**Set exercise**
Find the string "circle" and gather every line that holds it.

########################################

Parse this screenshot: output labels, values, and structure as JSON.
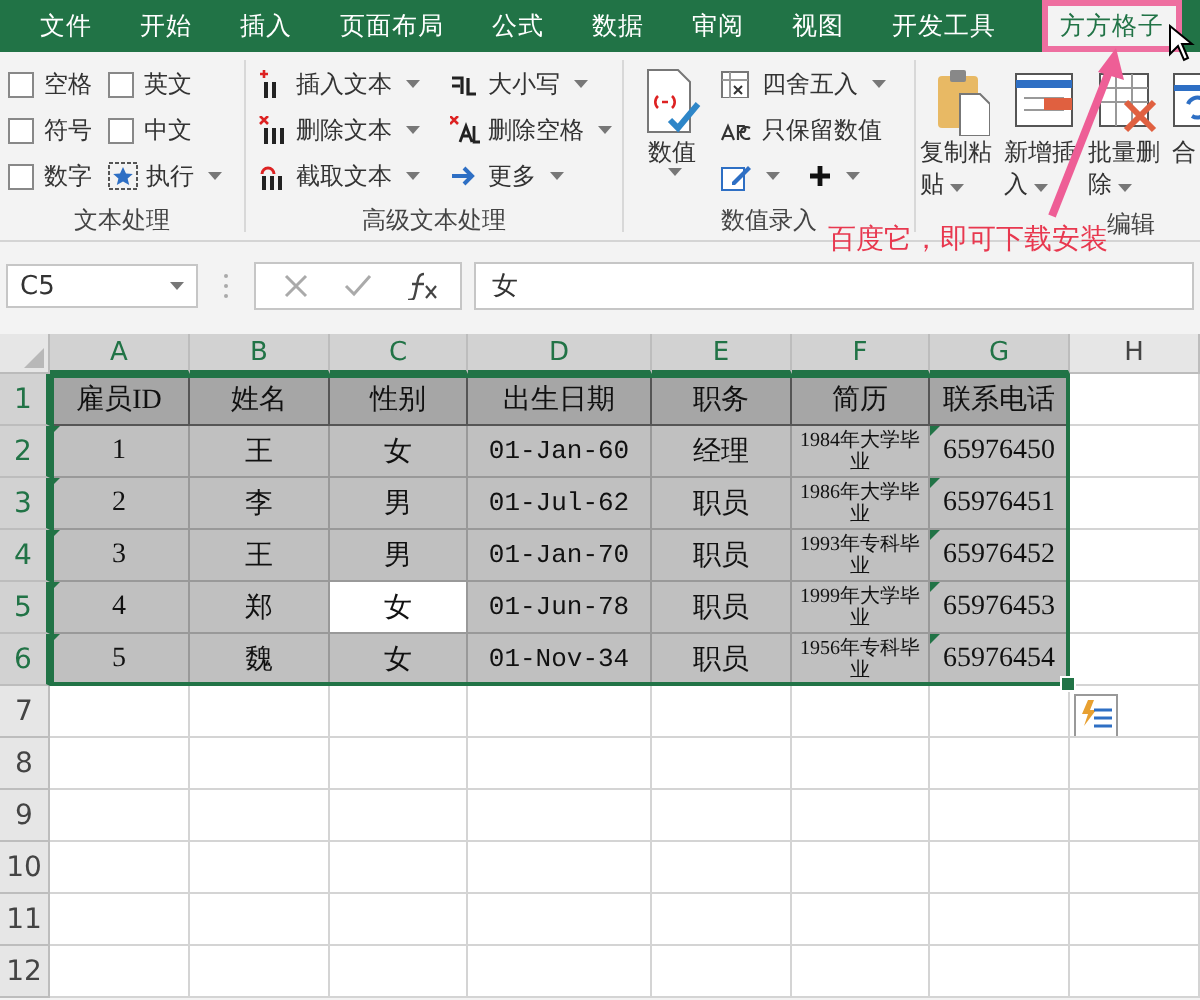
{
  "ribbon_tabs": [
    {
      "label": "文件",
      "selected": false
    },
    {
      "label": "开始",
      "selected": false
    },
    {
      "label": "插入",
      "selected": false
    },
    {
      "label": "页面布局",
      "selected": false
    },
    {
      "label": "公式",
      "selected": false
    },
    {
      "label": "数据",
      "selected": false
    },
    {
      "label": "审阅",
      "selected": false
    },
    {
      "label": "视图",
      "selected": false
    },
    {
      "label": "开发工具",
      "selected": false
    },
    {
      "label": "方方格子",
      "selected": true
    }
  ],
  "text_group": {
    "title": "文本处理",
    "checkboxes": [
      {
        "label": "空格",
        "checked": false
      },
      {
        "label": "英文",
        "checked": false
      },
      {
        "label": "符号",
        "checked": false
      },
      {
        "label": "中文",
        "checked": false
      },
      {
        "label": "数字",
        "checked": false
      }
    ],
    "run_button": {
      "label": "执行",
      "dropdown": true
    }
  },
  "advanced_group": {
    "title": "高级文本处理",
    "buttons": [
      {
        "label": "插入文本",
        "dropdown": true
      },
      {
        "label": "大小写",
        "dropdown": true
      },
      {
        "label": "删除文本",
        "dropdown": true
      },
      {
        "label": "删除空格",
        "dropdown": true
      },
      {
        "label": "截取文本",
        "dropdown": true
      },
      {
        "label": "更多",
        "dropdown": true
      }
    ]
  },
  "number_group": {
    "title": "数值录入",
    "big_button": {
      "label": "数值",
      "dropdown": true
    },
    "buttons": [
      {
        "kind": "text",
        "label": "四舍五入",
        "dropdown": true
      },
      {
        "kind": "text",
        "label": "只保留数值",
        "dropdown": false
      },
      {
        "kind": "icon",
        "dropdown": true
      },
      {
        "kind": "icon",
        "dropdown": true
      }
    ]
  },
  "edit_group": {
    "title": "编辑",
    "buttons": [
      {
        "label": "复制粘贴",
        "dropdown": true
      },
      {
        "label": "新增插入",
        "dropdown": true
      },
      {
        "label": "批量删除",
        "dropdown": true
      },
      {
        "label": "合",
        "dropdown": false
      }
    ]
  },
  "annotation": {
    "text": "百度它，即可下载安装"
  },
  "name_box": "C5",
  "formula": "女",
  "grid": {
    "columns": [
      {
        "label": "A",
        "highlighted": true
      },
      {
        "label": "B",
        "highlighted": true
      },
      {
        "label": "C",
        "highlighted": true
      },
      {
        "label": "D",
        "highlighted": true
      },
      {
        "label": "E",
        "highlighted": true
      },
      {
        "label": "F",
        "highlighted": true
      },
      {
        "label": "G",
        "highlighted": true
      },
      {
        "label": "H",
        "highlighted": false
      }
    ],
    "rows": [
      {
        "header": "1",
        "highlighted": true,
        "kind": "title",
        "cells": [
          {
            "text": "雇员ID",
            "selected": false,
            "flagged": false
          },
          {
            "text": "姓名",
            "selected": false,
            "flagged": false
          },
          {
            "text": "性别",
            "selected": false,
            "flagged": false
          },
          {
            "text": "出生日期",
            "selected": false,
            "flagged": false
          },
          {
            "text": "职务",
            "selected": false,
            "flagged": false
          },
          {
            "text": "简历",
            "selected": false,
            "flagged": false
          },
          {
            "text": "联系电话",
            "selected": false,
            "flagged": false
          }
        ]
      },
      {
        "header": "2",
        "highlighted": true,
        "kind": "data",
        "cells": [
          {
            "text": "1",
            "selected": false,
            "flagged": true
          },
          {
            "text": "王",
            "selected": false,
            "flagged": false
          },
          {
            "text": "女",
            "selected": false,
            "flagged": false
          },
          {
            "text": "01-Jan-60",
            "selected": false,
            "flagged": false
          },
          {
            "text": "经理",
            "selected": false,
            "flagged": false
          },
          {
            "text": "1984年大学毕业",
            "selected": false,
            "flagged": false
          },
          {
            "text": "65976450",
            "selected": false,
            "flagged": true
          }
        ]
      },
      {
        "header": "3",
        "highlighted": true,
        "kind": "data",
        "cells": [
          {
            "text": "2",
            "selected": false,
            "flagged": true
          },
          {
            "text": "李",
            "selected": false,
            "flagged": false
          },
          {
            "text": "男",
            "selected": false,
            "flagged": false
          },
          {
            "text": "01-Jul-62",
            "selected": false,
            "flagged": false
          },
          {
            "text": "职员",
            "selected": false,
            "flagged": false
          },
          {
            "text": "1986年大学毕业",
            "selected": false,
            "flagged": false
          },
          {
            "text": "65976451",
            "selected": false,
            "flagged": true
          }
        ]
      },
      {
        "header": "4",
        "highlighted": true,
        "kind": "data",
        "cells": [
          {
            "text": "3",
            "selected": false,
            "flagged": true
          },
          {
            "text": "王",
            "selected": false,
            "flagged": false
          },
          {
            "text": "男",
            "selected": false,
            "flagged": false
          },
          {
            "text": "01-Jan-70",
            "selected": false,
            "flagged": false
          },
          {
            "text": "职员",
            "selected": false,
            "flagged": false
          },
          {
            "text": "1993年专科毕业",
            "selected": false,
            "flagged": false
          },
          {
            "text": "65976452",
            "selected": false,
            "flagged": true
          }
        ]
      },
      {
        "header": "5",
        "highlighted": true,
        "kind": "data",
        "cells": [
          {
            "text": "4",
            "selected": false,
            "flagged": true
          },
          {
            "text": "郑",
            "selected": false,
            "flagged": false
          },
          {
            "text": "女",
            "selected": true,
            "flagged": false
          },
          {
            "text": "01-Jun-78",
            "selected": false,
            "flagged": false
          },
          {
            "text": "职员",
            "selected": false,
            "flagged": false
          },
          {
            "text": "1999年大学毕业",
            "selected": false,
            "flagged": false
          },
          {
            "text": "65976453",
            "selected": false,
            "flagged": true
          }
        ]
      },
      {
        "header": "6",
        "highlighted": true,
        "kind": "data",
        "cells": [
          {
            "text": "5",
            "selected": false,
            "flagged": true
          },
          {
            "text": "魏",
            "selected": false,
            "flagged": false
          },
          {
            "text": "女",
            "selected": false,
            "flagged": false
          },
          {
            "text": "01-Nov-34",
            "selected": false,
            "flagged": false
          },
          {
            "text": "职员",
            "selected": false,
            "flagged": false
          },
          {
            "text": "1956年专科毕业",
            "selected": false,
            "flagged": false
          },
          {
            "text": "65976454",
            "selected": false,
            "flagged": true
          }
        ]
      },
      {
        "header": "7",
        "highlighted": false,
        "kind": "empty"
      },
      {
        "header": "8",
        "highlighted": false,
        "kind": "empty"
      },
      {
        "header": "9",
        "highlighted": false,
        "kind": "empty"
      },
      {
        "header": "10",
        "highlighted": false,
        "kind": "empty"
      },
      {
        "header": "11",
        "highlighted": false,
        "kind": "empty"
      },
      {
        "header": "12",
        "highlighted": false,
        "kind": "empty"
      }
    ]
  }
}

########################################

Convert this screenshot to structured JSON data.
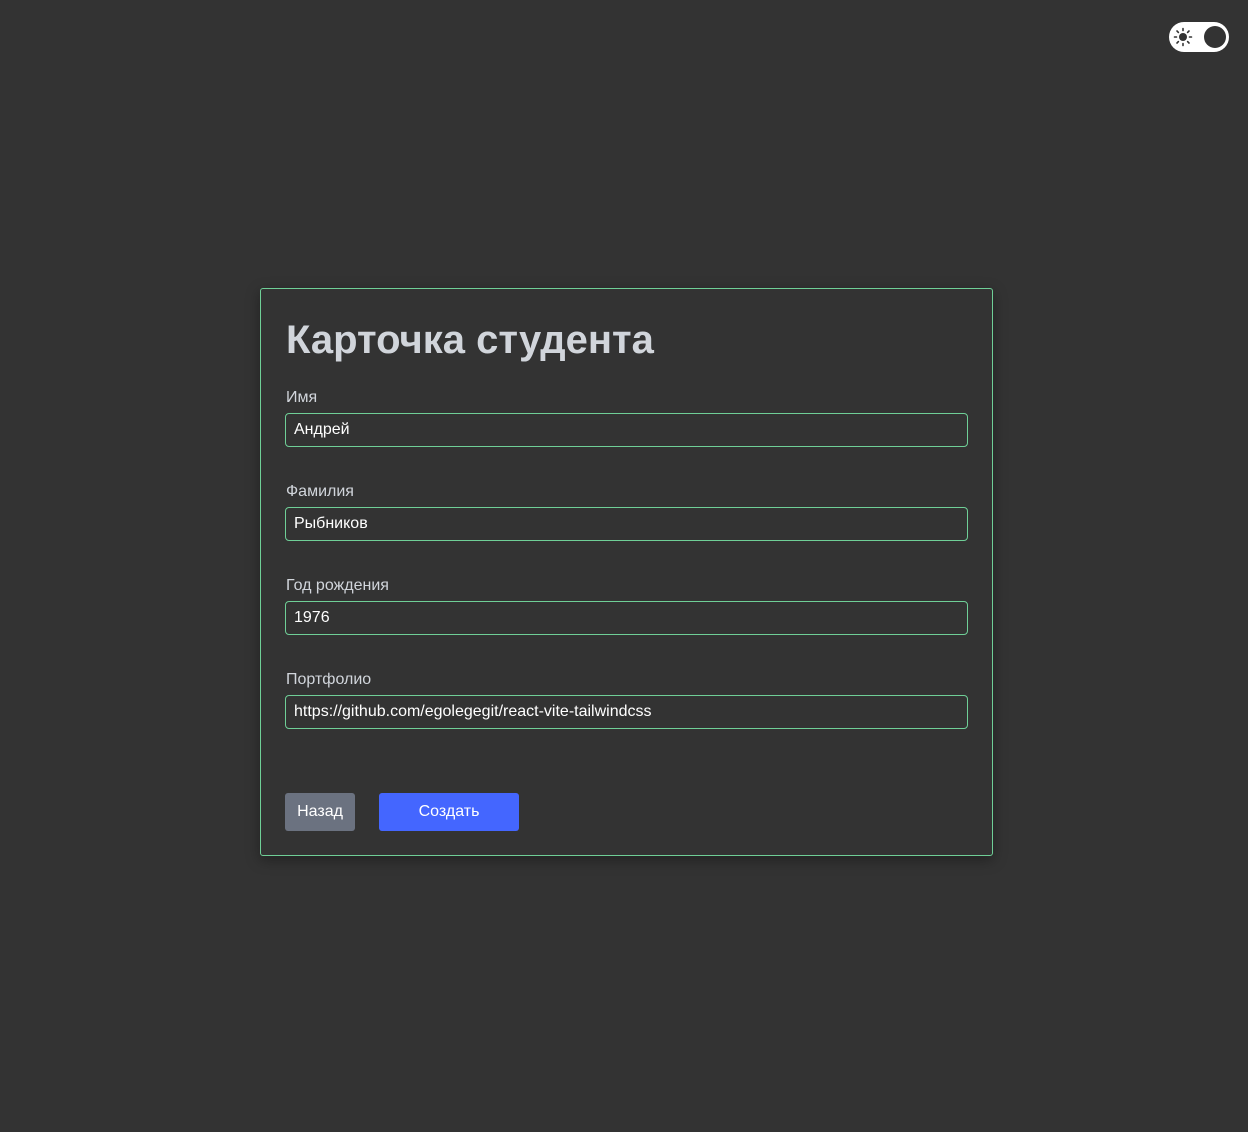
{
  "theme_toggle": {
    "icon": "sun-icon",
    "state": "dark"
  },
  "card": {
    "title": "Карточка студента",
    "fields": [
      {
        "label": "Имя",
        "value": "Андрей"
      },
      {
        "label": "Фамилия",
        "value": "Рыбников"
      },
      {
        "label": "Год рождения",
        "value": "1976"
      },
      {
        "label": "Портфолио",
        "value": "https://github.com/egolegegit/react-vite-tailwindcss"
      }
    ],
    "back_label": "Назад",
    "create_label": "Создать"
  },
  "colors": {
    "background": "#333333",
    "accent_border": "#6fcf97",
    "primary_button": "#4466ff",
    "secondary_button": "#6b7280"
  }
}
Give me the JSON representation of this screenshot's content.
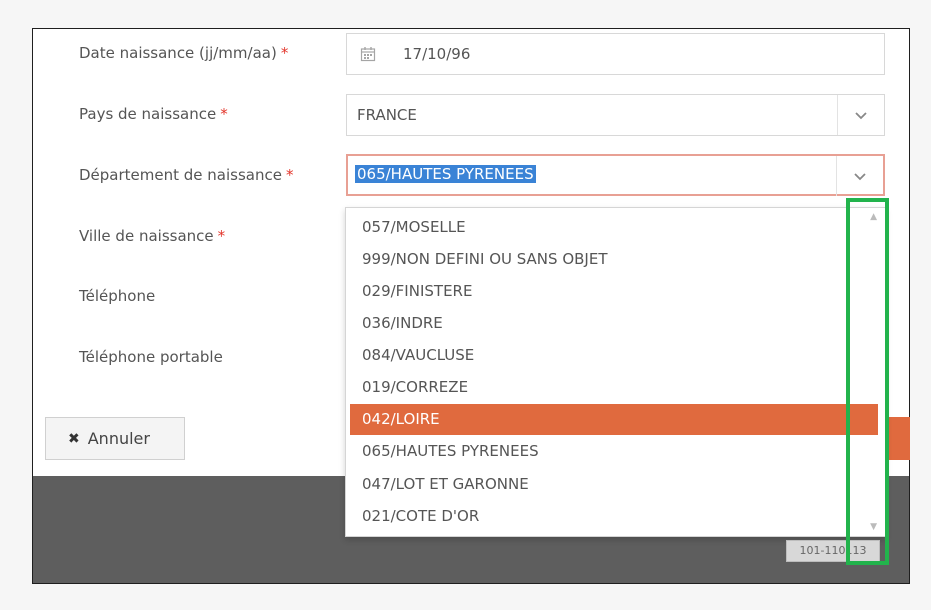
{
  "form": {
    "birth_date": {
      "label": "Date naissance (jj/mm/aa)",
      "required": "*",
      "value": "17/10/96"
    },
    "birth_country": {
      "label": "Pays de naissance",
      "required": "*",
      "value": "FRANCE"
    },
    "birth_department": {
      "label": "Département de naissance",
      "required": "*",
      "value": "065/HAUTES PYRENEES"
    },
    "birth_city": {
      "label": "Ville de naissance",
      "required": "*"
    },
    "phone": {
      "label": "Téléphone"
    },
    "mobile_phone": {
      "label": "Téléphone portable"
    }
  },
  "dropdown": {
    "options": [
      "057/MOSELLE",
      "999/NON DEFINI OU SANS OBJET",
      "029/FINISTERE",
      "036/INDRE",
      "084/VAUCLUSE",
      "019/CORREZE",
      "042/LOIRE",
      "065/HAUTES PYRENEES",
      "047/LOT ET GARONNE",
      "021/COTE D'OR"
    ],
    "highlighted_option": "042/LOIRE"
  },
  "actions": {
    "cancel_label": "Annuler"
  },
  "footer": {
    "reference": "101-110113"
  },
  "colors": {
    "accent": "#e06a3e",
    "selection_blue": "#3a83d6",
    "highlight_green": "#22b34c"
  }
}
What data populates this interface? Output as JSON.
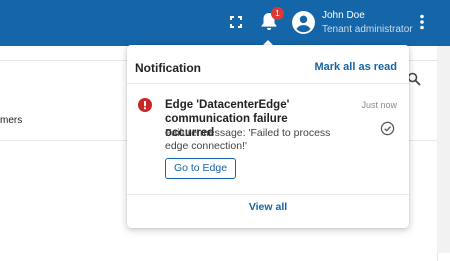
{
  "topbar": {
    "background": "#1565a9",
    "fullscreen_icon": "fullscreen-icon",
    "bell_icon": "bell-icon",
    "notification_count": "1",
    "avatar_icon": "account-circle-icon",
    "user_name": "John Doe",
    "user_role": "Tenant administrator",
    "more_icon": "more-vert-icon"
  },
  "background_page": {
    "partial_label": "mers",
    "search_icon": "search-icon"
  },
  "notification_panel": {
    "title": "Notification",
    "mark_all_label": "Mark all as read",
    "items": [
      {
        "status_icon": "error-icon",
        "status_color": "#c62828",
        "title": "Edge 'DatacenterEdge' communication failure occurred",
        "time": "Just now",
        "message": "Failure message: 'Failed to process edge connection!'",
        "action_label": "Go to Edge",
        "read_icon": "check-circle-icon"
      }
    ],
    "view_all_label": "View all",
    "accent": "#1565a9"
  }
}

########################################

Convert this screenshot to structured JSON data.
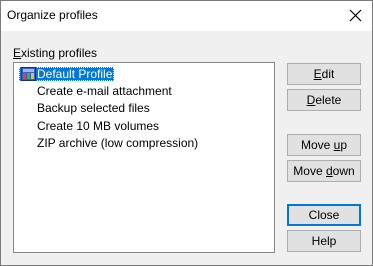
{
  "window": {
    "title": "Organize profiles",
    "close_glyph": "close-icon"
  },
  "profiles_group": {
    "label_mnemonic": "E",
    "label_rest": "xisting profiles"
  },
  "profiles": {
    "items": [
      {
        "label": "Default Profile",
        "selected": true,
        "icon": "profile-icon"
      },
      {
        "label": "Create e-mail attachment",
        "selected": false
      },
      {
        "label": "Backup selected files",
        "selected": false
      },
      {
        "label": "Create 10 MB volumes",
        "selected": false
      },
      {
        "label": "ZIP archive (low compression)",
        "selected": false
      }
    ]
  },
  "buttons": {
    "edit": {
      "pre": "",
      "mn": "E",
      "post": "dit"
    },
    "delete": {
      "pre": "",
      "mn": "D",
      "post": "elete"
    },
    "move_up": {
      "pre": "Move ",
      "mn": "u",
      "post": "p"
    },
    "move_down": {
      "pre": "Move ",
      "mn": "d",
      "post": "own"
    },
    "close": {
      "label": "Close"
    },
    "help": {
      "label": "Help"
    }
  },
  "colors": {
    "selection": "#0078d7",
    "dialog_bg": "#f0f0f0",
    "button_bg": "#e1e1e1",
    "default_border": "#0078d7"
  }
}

########################################

**Response to the exercise**
    "avatar_icon": "account-circle-icon",
        "read_icon": "check-circle-icon"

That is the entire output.